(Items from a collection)
______________________________

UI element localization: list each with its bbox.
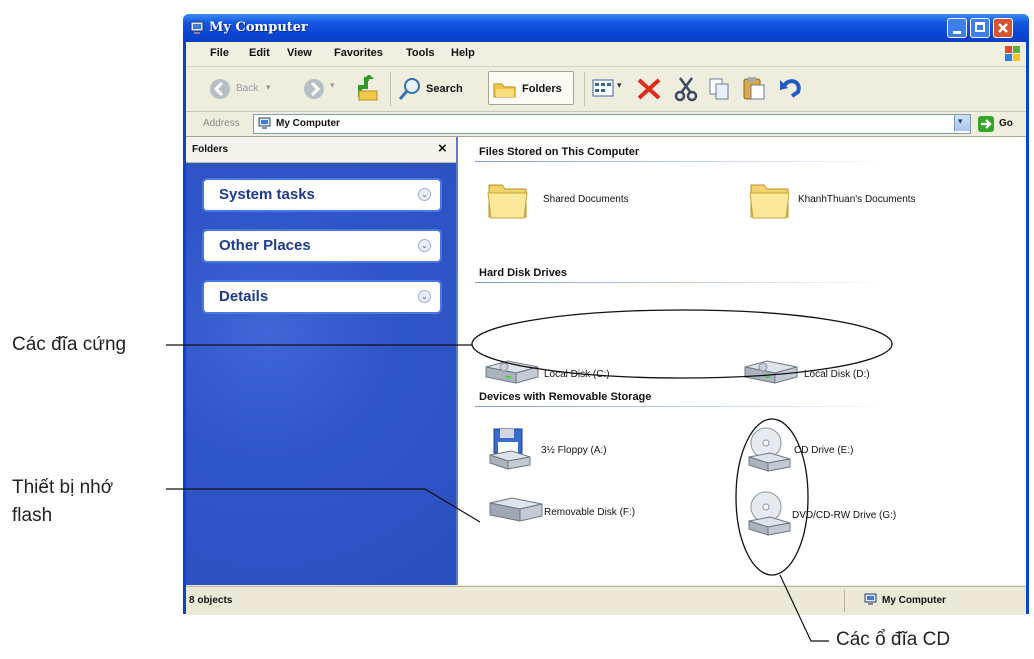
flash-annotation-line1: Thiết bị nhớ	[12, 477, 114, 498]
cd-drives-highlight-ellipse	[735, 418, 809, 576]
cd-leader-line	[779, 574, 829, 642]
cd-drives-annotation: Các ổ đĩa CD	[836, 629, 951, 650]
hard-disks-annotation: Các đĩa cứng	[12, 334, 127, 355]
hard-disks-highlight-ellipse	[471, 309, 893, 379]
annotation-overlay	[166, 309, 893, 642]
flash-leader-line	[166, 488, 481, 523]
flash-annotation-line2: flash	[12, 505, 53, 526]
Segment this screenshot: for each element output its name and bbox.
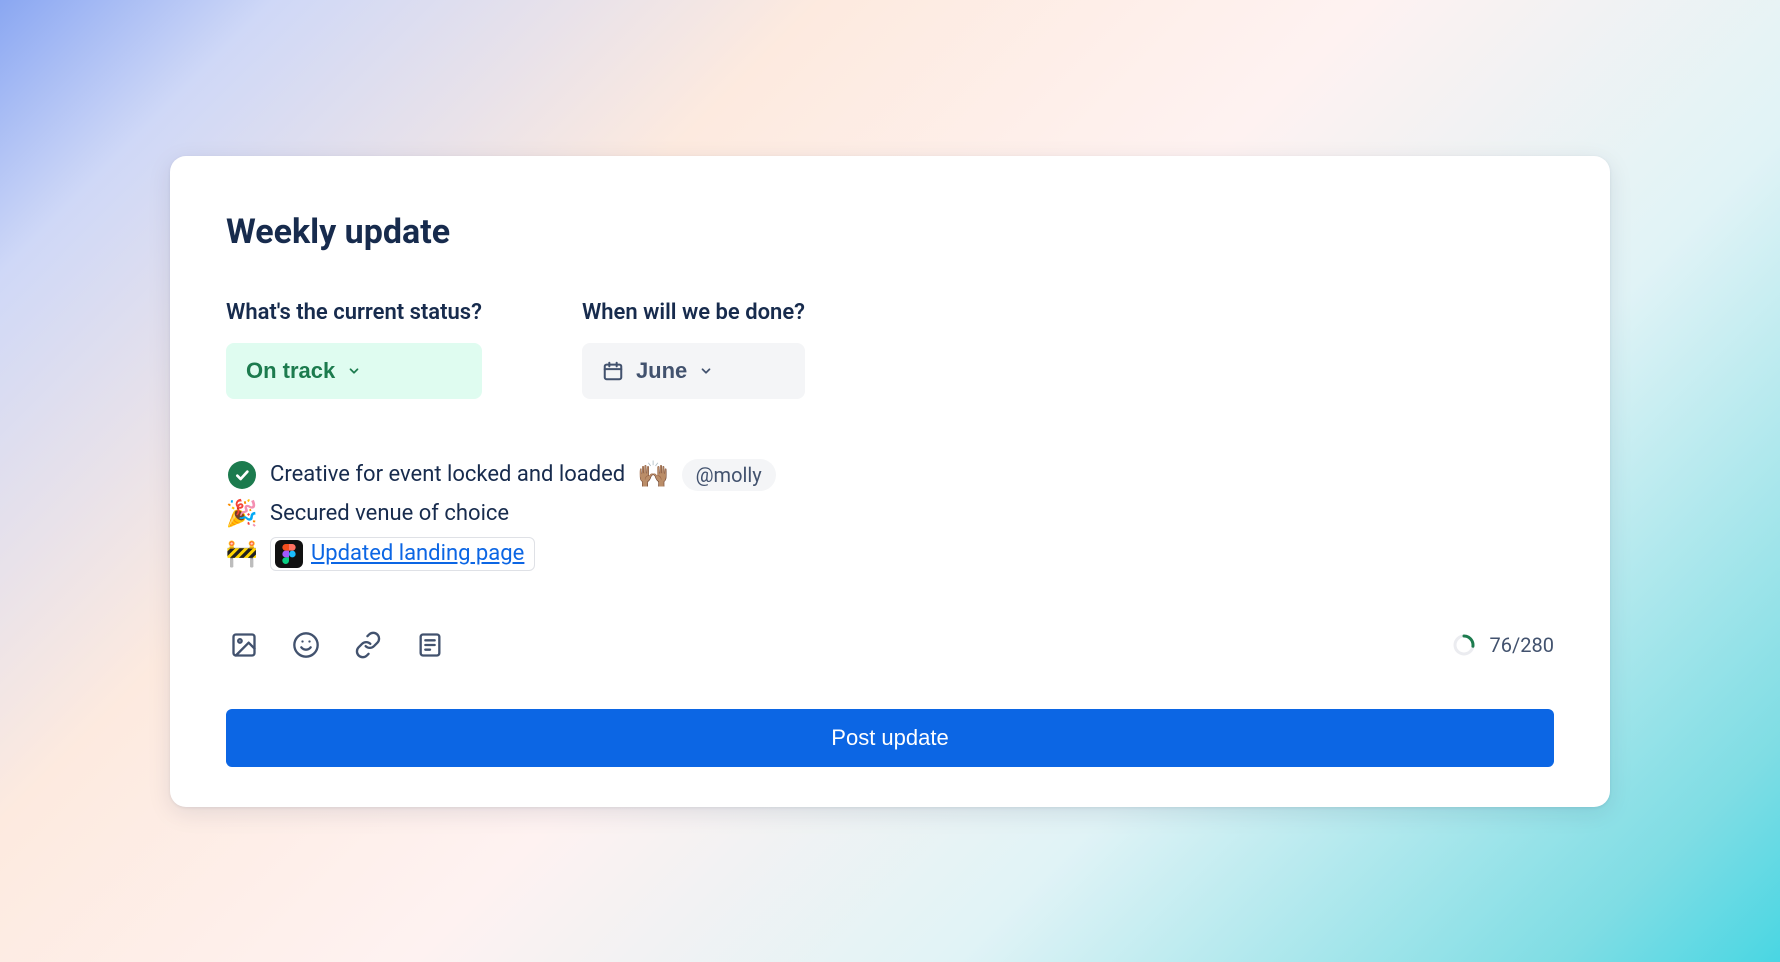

______________________________

Return every line of the items above word for word, leaving out the pictures.

UI element localization: list each with its bbox.
flash-annotation-line1: Thiết bị nhớ	[12, 477, 114, 498]
cd-drives-highlight-ellipse	[735, 418, 809, 576]
cd-leader-line	[779, 574, 829, 642]
cd-drives-annotation: Các ổ đĩa CD	[836, 629, 951, 650]
hard-disks-annotation: Các đĩa cứng	[12, 334, 127, 355]
hard-disks-highlight-ellipse	[471, 309, 893, 379]
annotation-overlay	[166, 309, 893, 642]
flash-leader-line	[166, 488, 481, 523]
flash-annotation-line2: flash	[12, 505, 53, 526]
Segment this screenshot: for each element output its name and bbox.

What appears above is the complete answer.